Set problem
Scan the material below for the string "image", and copy every line where it shows up.

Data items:
· · ·

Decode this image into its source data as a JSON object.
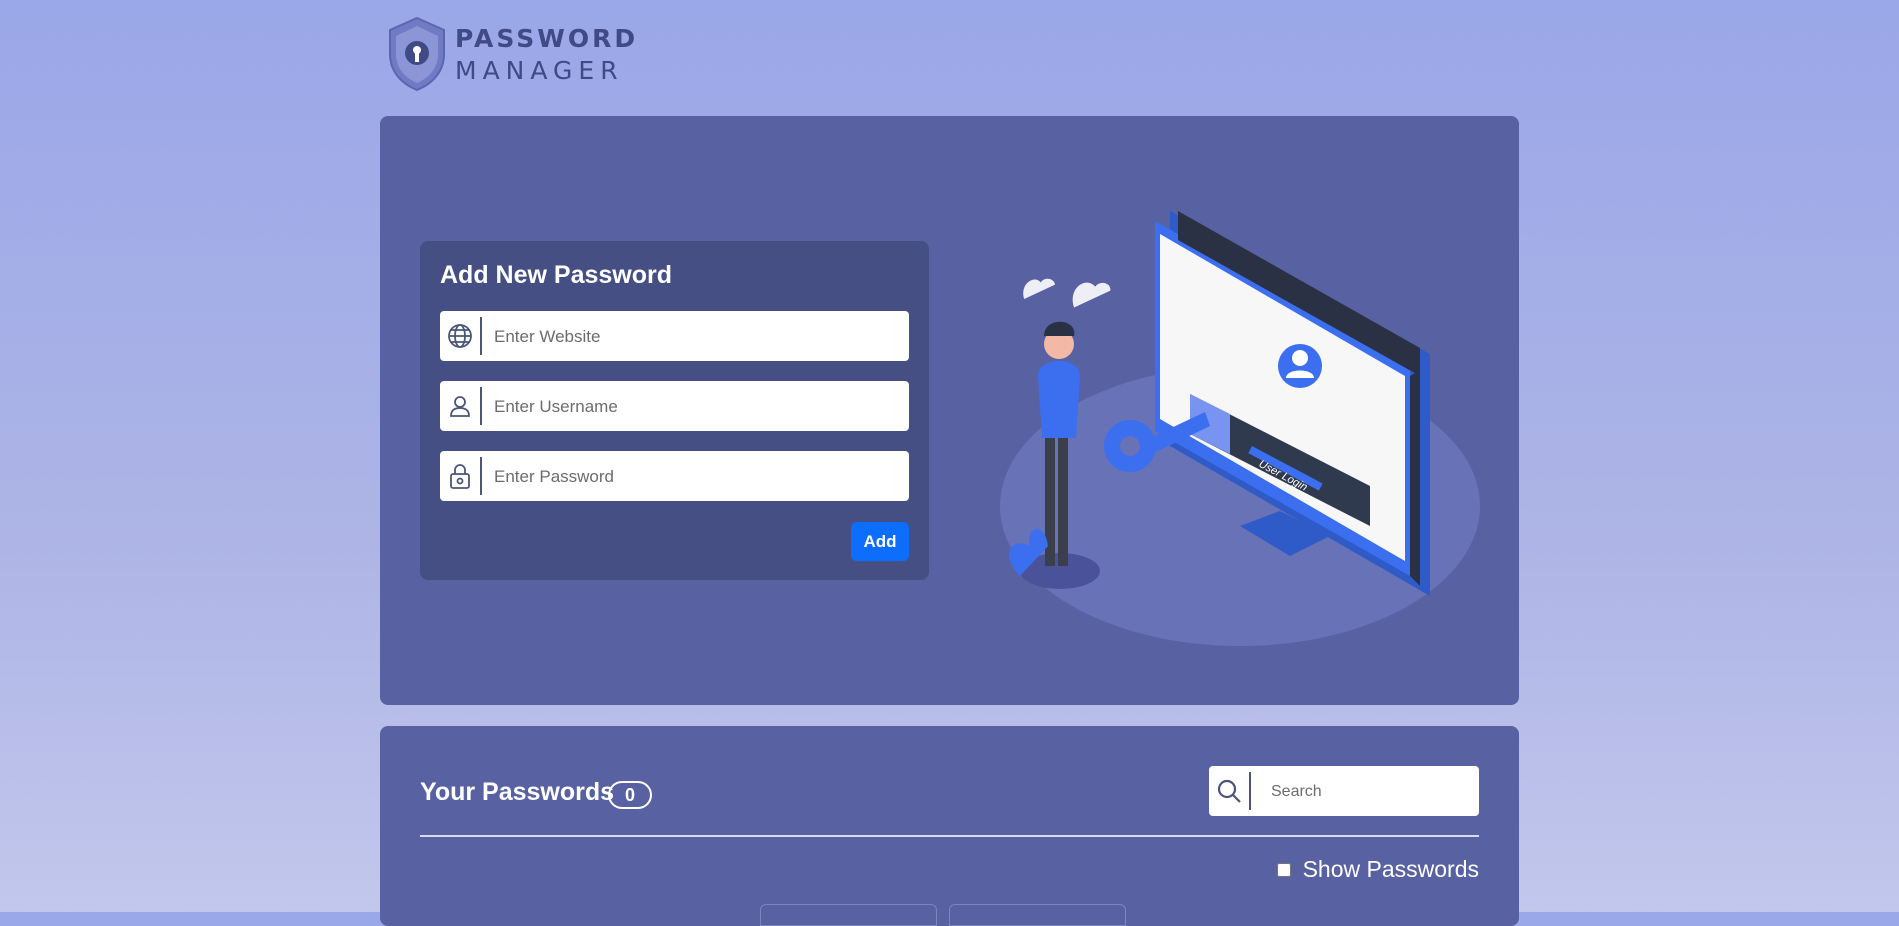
{
  "logo": {
    "line1": "PASSWORD",
    "line2": "MANAGER",
    "icon": "shield-lock-icon"
  },
  "form": {
    "title": "Add New Password",
    "website_placeholder": "Enter Website",
    "username_placeholder": "Enter Username",
    "password_placeholder": "Enter Password",
    "add_label": "Add",
    "icons": [
      "globe-icon",
      "user-icon",
      "lock-icon"
    ]
  },
  "illustration": {
    "screen_label": "User Login"
  },
  "passwords": {
    "title": "Your Passwords",
    "count": "0",
    "search_placeholder": "Search",
    "show_label": "Show Passwords"
  },
  "colors": {
    "accent": "#0d6efd",
    "card": "#5862a3",
    "form_bg": "#454f84"
  }
}
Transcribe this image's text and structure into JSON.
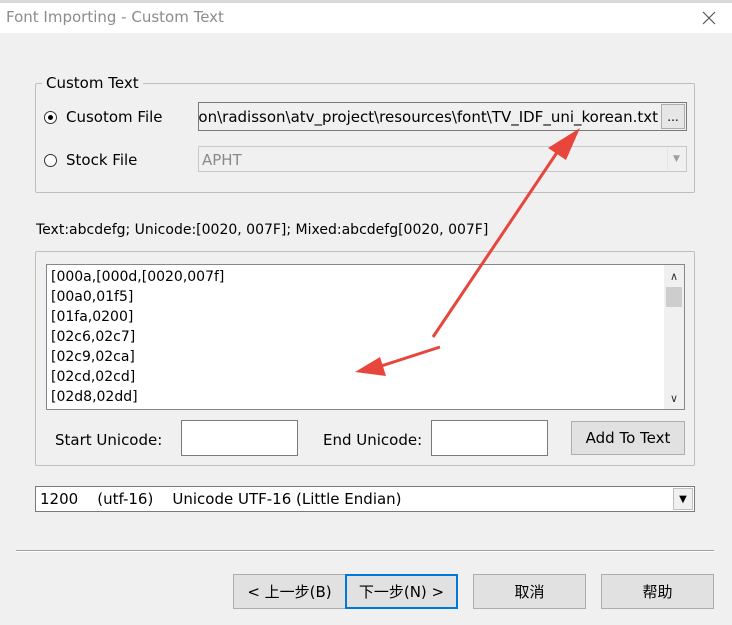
{
  "window": {
    "title": "Font Importing - Custom Text",
    "close_icon": "close-icon"
  },
  "custom_text_group": {
    "legend": "Custom Text",
    "custom_file": {
      "label": "Cusotom File",
      "selected": true,
      "path": ":ion\\radisson\\atv_project\\resources\\font\\TV_IDF_uni_korean.txt",
      "browse_label": "..."
    },
    "stock_file": {
      "label": "Stock File",
      "selected": false,
      "value": "APHT"
    }
  },
  "format_hint": "Text:abcdefg;  Unicode:[0020, 007F];  Mixed:abcdefg[0020, 007F]",
  "ranges": {
    "items": [
      "[000a,[000d,[0020,007f]",
      "[00a0,01f5]",
      "[01fa,0200]",
      "[02c6,02c7]",
      "[02c9,02ca]",
      "[02cd,02cd]",
      "[02d8,02dd]"
    ],
    "start_label": "Start Unicode:",
    "start_value": "",
    "end_label": "End Unicode:",
    "end_value": "",
    "add_button": "Add To Text"
  },
  "encoding": {
    "selected": "1200    (utf-16)    Unicode UTF-16 (Little Endian)"
  },
  "footer_buttons": {
    "prev": "< 上一步(B)",
    "next": "下一步(N) >",
    "cancel": "取消",
    "help": "帮助"
  },
  "colors": {
    "annotation_arrow": "#e8453c",
    "default_button_border": "#0078d7"
  }
}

· · ·

Answer to the task
Decode this image into its source data as a JSON object.
Transcribe this image's text and structure into JSON.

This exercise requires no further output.